TASK STATEMENT
Search the material for the string "disassembly", then report how many lines hold it, with no other text.

## begin PROVIDED INFORMATION

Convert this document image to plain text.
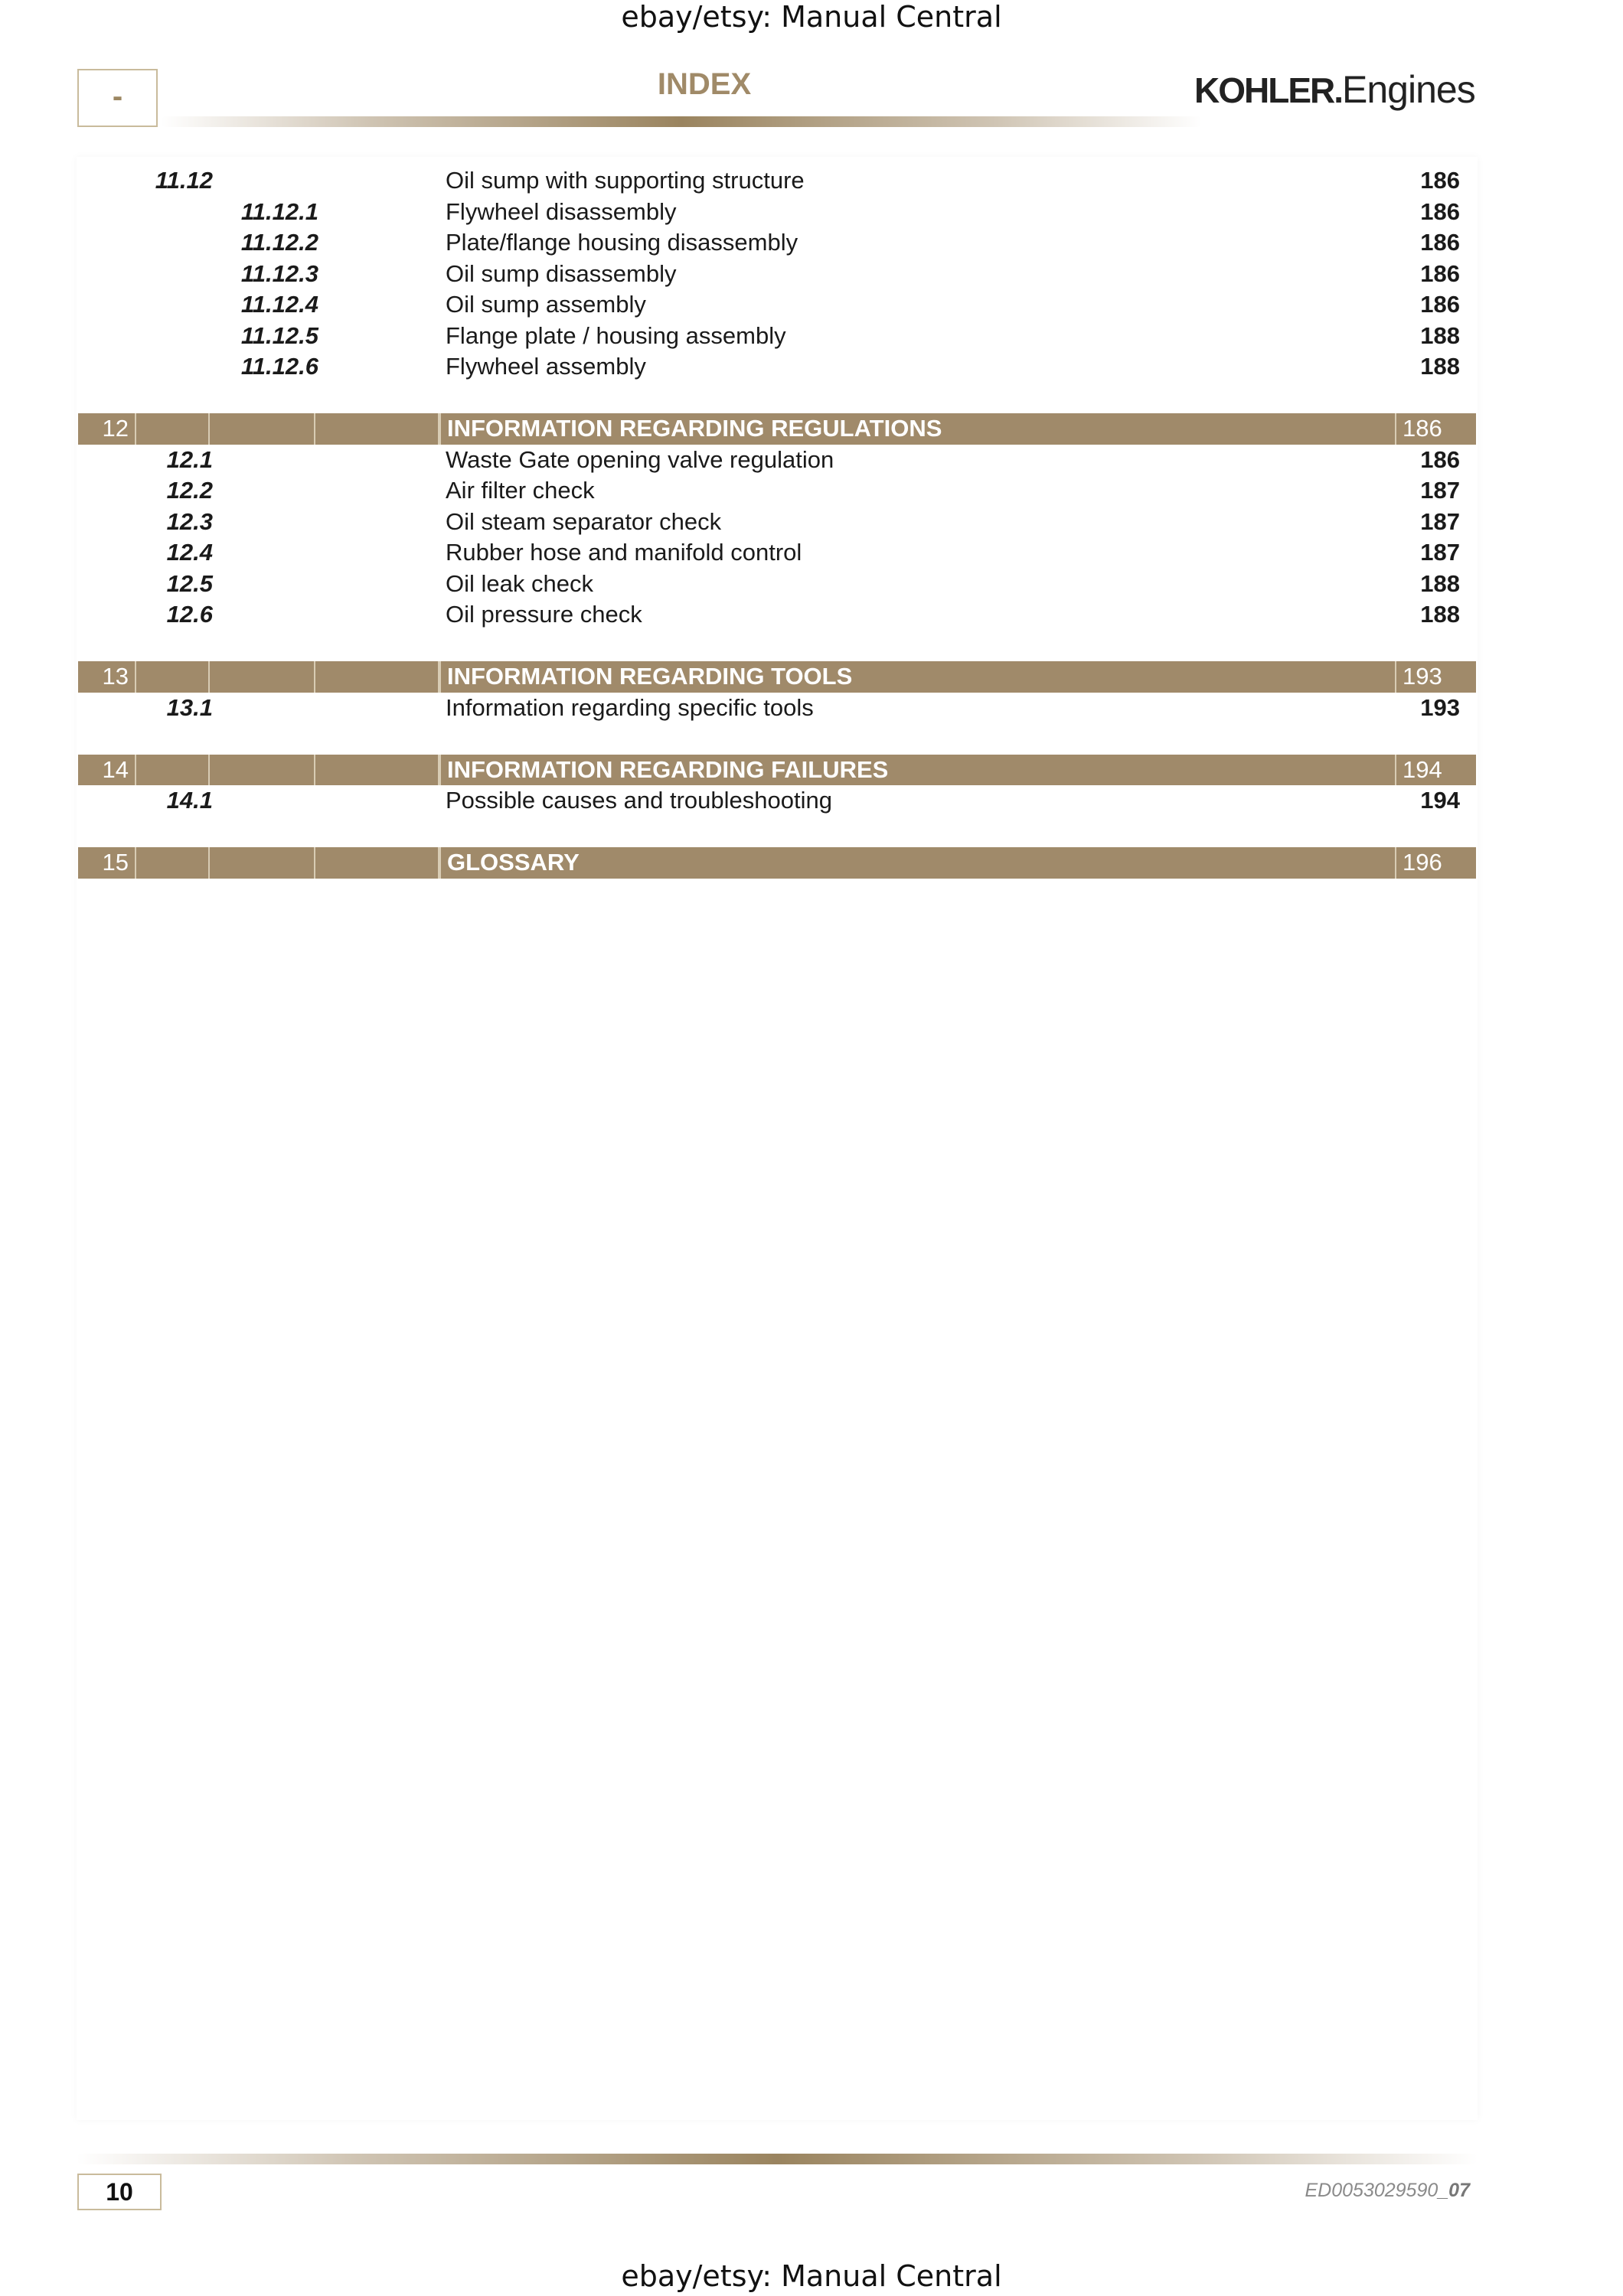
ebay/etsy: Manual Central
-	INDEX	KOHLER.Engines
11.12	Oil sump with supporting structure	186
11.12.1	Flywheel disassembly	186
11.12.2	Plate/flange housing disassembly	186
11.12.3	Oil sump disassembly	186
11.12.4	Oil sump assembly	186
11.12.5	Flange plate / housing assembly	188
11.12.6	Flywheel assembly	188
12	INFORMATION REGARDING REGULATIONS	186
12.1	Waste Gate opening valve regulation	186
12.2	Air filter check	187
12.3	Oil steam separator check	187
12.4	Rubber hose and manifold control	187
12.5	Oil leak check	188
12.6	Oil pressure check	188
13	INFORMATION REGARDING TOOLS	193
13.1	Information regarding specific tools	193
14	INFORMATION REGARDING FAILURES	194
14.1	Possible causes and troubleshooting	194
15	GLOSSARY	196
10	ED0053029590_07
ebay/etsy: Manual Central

## end PROVIDED INFORMATION
## begin PROVIDED INFORMATION

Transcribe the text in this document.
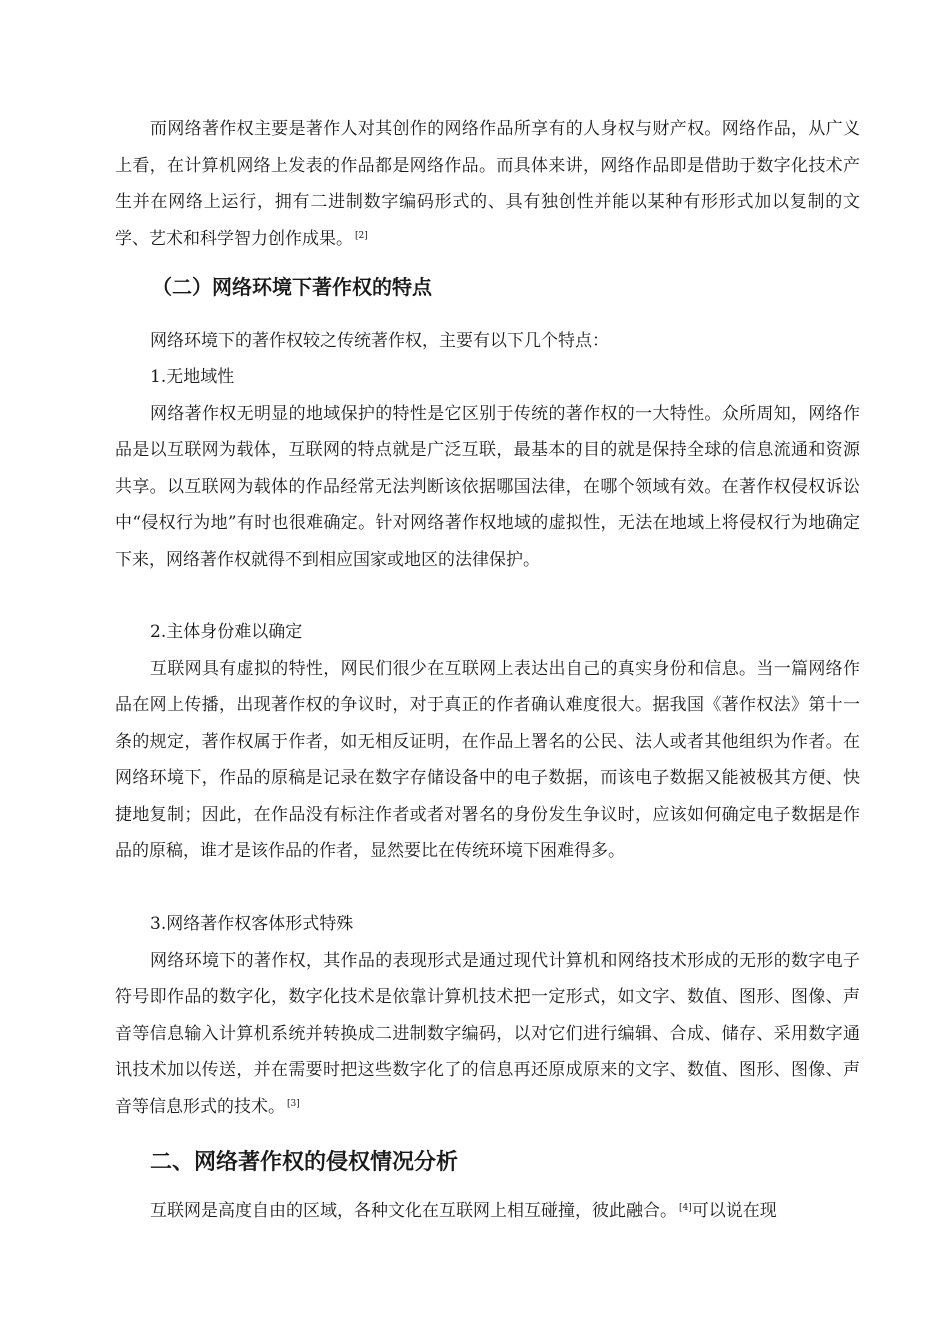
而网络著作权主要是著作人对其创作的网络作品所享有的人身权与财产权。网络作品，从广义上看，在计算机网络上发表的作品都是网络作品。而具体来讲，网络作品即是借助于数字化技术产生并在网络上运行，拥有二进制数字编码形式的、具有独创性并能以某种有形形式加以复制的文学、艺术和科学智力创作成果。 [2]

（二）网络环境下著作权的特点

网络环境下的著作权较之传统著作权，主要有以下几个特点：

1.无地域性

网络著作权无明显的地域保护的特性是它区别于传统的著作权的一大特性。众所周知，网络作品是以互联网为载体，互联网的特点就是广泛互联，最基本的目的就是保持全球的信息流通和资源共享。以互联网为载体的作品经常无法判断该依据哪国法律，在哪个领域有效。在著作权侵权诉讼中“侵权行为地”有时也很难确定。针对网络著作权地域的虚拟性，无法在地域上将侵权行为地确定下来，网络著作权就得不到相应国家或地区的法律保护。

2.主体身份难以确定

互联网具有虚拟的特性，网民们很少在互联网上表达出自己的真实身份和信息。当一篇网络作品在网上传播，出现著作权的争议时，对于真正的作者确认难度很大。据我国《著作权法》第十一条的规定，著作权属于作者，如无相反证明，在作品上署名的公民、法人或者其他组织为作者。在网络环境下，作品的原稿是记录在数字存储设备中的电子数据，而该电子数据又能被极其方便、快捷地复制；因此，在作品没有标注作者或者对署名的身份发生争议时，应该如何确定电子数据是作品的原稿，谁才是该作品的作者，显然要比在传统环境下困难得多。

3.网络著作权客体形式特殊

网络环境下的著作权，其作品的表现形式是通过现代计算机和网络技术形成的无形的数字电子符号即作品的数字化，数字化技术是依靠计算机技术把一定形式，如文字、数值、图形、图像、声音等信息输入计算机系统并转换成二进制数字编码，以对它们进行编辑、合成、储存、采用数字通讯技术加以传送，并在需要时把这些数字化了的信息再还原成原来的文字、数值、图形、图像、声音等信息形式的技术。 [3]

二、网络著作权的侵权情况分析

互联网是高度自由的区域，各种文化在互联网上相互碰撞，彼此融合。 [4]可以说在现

## end PROVIDED INFORMATION

RESULT
3